Directions: In full and without alteration, give the listing again.

Records shown:
--------------------------------

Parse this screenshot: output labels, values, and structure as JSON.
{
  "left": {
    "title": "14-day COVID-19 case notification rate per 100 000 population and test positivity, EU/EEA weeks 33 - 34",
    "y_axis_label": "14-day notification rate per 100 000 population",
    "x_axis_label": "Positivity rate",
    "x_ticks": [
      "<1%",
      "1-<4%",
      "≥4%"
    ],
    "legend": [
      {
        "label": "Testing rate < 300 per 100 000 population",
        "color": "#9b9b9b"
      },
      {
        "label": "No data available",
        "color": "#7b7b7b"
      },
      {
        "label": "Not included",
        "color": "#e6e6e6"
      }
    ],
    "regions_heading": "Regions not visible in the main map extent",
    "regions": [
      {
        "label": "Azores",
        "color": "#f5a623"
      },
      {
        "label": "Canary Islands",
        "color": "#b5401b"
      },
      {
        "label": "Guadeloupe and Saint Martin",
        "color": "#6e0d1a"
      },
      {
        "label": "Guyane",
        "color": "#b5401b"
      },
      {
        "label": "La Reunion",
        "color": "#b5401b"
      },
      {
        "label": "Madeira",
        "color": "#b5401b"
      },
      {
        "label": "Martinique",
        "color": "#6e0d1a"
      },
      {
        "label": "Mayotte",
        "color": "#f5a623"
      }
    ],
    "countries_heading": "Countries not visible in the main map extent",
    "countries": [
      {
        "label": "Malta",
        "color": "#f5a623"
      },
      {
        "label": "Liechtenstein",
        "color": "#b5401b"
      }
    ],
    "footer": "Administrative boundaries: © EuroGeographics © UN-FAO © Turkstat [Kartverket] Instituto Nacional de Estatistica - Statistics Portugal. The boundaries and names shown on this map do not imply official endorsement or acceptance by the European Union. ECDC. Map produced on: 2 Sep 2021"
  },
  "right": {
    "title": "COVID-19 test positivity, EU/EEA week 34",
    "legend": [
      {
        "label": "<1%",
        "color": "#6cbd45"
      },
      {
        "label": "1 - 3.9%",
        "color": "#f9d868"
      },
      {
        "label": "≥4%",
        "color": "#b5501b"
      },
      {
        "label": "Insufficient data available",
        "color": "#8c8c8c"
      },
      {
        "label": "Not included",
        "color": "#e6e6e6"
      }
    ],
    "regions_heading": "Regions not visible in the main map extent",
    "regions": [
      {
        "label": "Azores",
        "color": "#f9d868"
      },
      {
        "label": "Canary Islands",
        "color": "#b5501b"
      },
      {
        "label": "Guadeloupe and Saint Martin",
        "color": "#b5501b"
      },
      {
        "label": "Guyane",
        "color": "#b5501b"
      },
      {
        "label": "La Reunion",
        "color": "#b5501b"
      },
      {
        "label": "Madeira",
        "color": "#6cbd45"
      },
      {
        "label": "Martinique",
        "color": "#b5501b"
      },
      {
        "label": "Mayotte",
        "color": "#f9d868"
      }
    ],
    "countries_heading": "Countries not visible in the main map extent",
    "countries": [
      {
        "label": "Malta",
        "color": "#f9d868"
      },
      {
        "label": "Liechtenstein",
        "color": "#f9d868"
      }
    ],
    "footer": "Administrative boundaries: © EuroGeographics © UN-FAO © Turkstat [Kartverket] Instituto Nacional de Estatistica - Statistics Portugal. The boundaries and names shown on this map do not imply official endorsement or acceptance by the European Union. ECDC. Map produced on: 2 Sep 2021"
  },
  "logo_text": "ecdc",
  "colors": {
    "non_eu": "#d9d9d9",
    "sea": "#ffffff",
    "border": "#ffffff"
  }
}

--------------------------------

Finished task:
Parse this screenshot: output labels, values, and structure as JSON.
{
  "left": {
    "title": "14-day COVID-19 case notification rate per 100 000 population and test positivity, EU/EEA weeks 33 - 34",
    "y_axis_label": "14-day notification rate per 100 000 population",
    "x_axis_label": "Positivity rate",
    "x_ticks": [
      "<1%",
      "1-<4%",
      "≥4%"
    ],
    "legend": [
      {
        "label": "Testing rate < 300 per 100 000 population",
        "color": "#9b9b9b"
      },
      {
        "label": "No data available",
        "color": "#7b7b7b"
      },
      {
        "label": "Not included",
        "color": "#e6e6e6"
      }
    ],
    "regions_heading": "Regions not visible in the main map extent",
    "regions": [
      {
        "label": "Azores",
        "color": "#f5a623"
      },
      {
        "label": "Canary Islands",
        "color": "#b5401b"
      },
      {
        "label": "Guadeloupe and Saint Martin",
        "color": "#6e0d1a"
      },
      {
        "label": "Guyane",
        "color": "#b5401b"
      },
      {
        "label": "La Reunion",
        "color": "#b5401b"
      },
      {
        "label": "Madeira",
        "color": "#b5401b"
      },
      {
        "label": "Martinique",
        "color": "#6e0d1a"
      },
      {
        "label": "Mayotte",
        "color": "#f5a623"
      }
    ],
    "countries_heading": "Countries not visible in the main map extent",
    "countries": [
      {
        "label": "Malta",
        "color": "#f5a623"
      },
      {
        "label": "Liechtenstein",
        "color": "#b5401b"
      }
    ],
    "footer": "Administrative boundaries: © EuroGeographics © UN-FAO © Turkstat [Kartverket] Instituto Nacional de Estatistica - Statistics Portugal. The boundaries and names shown on this map do not imply official endorsement or acceptance by the European Union. ECDC. Map produced on: 2 Sep 2021"
  },
  "right": {
    "title": "COVID-19 test positivity, EU/EEA week 34",
    "legend": [
      {
        "label": "<1%",
        "color": "#6cbd45"
      },
      {
        "label": "1 - 3.9%",
        "color": "#f9d868"
      },
      {
        "label": "≥4%",
        "color": "#b5501b"
      },
      {
        "label": "Insufficient data available",
        "color": "#8c8c8c"
      },
      {
        "label": "Not included",
        "color": "#e6e6e6"
      }
    ],
    "regions_heading": "Regions not visible in the main map extent",
    "regions": [
      {
        "label": "Azores",
        "color": "#f9d868"
      },
      {
        "label": "Canary Islands",
        "color": "#b5501b"
      },
      {
        "label": "Guadeloupe and Saint Martin",
        "color": "#b5501b"
      },
      {
        "label": "Guyane",
        "color": "#b5501b"
      },
      {
        "label": "La Reunion",
        "color": "#b5501b"
      },
      {
        "label": "Madeira",
        "color": "#6cbd45"
      },
      {
        "label": "Martinique",
        "color": "#b5501b"
      },
      {
        "label": "Mayotte",
        "color": "#f9d868"
      }
    ],
    "countries_heading": "Countries not visible in the main map extent",
    "countries": [
      {
        "label": "Malta",
        "color": "#f9d868"
      },
      {
        "label": "Liechtenstein",
        "color": "#f9d868"
      }
    ],
    "footer": "Administrative boundaries: © EuroGeographics © UN-FAO © Turkstat [Kartverket] Instituto Nacional de Estatistica - Statistics Portugal. The boundaries and names shown on this map do not imply official endorsement or acceptance by the European Union. ECDC. Map produced on: 2 Sep 2021"
  },
  "logo_text": "ecdc",
  "colors": {
    "non_eu": "#d9d9d9",
    "sea": "#ffffff",
    "border": "#ffffff"
  }
}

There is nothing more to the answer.